**WORK TO COMPLETE:**
- a) According to the text on the MAP, CAP and TCAP specifications, what year does the initial version of the TCAP protocol date from?
- b) Copy the passage of the text on the MAP, CAP and TCAP specifications, starting at "They are transported" and ending at "is from 1997.".

They are transported over the TCAP protocol, which is specified by ITU-T under the tiny name
Q.773; it is quite an old protocol, the initial version dates back from 1988, and the current one
is from 1997.
The MAP specification can be found in the 3GPP standard
[TS 29.002](http://www.3gpp.org/DynaReport/29002.htm), the ASN.1 definition is available
in the directory
[pycrate_asn1dir/3GPP_MAP_29002/](https://github.com/ANSSI-FR/pycrate/blob/master/pycrate_asn1dir/3GPP_MAP_29002/)
and the corresponding Python modules are in the compiled file
[pycrate_asn1dir/MAP.py](https://github.com/ANSSI-FR/pycrate/blob/master/pycrate_asn1dir/MAP.py).
The CAP specification can be found in the 3GPP standard
[TS 29.078](http://www.3gpp.org/DynaReport/29078.htm), the ASN.1 definition is available
in the directory
[pycrate_asn1dir/3GPP_CAP_29078/](https://github.com/ANSSI-FR/pycrate/blob/master/pycrate_asn1dir/3GPP_CAP_29078/)
and the corresponding Python modules are in the compiled file
[pycrate_asn1dir/CAP.py](https://github.com/ANSSI-FR/pycrate/blob/master/pycrate_asn1dir/CAP.py).
The TCAP specification can be found in the ITU-T standard
[Q.773](http://www.itu.int/rec/T-REC-Q.773-199706-I), the ASN.1 definition is available
in the directory
[pycrate_asn1dir/ITUT_Q773_1997-06/](https://github.com/ANSSI-FR/pycrate/blob/master/pycrate_asn1dir/ITUT_Q773_1997-06/)
and the corresponding Python modules are in the compiled file
[pycrate_asn1dir/TCAP.py](https://github.com/ANSSI-FR/pycrate/blob/master/pycrate_asn1dir/TCAP.py).

**ENTRIES SUPPLIED:**
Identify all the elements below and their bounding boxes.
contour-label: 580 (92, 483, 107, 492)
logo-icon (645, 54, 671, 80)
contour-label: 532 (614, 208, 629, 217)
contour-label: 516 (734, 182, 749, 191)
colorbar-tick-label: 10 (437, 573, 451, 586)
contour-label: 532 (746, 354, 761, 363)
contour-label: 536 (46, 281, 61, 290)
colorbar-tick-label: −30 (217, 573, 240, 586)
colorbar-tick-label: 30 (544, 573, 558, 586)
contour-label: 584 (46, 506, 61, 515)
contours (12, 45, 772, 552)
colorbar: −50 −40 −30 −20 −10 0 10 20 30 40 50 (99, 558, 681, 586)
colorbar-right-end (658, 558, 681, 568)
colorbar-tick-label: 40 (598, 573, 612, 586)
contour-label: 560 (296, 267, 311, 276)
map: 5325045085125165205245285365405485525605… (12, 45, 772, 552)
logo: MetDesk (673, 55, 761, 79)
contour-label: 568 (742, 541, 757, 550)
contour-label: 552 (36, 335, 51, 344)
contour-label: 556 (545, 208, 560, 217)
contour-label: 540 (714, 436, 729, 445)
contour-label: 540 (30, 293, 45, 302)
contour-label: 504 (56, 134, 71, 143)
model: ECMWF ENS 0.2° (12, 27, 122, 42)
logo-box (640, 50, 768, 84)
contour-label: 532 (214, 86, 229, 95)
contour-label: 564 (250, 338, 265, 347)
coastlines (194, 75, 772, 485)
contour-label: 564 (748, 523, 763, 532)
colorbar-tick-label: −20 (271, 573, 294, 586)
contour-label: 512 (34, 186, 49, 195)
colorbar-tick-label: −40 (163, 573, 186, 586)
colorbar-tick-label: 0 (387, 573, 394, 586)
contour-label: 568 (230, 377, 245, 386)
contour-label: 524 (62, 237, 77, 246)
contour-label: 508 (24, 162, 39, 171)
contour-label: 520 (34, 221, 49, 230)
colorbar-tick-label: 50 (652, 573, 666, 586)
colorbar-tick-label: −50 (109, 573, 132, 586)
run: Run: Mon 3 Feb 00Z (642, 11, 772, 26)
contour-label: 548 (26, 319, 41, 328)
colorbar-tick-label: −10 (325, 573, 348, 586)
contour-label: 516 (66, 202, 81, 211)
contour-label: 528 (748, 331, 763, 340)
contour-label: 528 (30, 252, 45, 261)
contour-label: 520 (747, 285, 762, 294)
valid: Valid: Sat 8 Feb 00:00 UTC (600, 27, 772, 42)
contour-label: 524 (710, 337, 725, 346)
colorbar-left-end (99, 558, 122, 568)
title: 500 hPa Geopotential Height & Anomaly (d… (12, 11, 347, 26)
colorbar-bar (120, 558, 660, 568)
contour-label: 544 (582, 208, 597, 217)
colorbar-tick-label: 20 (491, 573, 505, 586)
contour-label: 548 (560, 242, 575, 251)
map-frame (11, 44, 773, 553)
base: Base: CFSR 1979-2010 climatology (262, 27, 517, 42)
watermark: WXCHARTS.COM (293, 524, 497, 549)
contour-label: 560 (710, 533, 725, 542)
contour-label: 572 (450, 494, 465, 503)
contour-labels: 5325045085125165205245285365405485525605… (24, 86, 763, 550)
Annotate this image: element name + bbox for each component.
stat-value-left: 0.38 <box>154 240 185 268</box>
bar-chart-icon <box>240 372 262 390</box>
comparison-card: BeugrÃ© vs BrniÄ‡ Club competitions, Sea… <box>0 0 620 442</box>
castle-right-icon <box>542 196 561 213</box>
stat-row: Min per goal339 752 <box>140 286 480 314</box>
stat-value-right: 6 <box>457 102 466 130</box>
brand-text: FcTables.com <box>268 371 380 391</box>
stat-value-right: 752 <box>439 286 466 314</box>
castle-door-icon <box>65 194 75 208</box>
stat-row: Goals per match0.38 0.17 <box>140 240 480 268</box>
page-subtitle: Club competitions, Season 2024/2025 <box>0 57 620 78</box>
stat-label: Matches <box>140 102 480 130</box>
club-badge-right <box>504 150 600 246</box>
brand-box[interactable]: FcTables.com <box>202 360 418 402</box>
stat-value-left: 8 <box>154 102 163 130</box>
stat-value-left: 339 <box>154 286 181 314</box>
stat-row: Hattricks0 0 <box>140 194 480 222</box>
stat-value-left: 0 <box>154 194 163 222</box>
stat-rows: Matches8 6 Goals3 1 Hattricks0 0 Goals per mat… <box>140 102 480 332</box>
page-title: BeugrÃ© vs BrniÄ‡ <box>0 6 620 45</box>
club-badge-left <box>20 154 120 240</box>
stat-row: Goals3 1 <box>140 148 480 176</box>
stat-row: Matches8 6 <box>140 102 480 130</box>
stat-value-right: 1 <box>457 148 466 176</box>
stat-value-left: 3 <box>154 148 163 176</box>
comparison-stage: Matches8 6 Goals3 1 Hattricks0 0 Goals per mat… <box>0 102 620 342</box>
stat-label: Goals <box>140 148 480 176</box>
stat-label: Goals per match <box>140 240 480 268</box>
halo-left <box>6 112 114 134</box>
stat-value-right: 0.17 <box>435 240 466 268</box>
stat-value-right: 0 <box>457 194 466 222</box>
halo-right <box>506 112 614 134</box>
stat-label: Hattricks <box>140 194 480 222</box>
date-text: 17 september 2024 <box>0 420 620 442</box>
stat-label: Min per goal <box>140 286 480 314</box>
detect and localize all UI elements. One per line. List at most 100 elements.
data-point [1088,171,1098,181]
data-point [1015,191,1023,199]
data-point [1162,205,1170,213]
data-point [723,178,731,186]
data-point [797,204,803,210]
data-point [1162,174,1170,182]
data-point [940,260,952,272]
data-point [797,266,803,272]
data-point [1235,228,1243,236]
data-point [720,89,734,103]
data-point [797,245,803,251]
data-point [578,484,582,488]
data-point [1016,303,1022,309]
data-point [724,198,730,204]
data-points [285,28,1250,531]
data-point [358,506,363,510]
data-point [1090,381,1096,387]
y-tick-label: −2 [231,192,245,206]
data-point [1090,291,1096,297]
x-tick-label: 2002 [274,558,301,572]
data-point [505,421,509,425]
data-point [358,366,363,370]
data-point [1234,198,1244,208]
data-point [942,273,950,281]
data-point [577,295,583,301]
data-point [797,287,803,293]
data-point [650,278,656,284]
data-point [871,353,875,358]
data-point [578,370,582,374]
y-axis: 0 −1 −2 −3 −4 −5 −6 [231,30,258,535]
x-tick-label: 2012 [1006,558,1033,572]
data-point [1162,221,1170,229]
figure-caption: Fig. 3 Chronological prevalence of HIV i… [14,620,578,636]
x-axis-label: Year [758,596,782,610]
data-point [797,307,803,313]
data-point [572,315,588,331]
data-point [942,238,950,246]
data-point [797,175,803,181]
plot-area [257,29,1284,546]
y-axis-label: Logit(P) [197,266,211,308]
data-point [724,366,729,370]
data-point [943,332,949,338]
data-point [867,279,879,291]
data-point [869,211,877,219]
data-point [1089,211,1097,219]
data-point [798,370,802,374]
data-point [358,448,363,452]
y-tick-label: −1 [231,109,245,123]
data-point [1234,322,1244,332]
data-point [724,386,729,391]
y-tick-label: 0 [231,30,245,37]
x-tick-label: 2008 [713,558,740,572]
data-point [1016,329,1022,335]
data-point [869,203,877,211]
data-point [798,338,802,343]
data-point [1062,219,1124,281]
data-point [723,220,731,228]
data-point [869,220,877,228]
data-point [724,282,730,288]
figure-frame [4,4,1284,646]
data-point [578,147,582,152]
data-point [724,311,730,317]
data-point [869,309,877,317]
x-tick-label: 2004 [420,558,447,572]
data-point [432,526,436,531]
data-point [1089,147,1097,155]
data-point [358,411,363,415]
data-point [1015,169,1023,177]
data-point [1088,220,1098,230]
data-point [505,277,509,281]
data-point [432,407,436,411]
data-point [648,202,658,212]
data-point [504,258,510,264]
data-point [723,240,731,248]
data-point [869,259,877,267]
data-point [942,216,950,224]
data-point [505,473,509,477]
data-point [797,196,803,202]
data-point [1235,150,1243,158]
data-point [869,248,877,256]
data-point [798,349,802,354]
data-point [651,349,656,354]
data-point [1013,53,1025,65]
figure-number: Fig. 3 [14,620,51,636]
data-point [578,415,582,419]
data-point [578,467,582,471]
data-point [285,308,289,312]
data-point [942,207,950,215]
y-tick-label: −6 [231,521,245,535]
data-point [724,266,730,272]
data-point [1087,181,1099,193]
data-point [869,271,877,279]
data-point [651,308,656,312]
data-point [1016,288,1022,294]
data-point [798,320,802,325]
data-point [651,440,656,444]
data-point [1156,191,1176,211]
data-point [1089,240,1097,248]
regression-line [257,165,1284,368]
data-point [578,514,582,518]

**RESPONSES TO THE EXERCISE:**
- a) 1988

- b)
They are transported over the TCAP protocol, which is specified by ITU-T under the tiny name
Q.773; it is quite an old protocol, the initial version dates back from 1988, and the current one
is from 1997.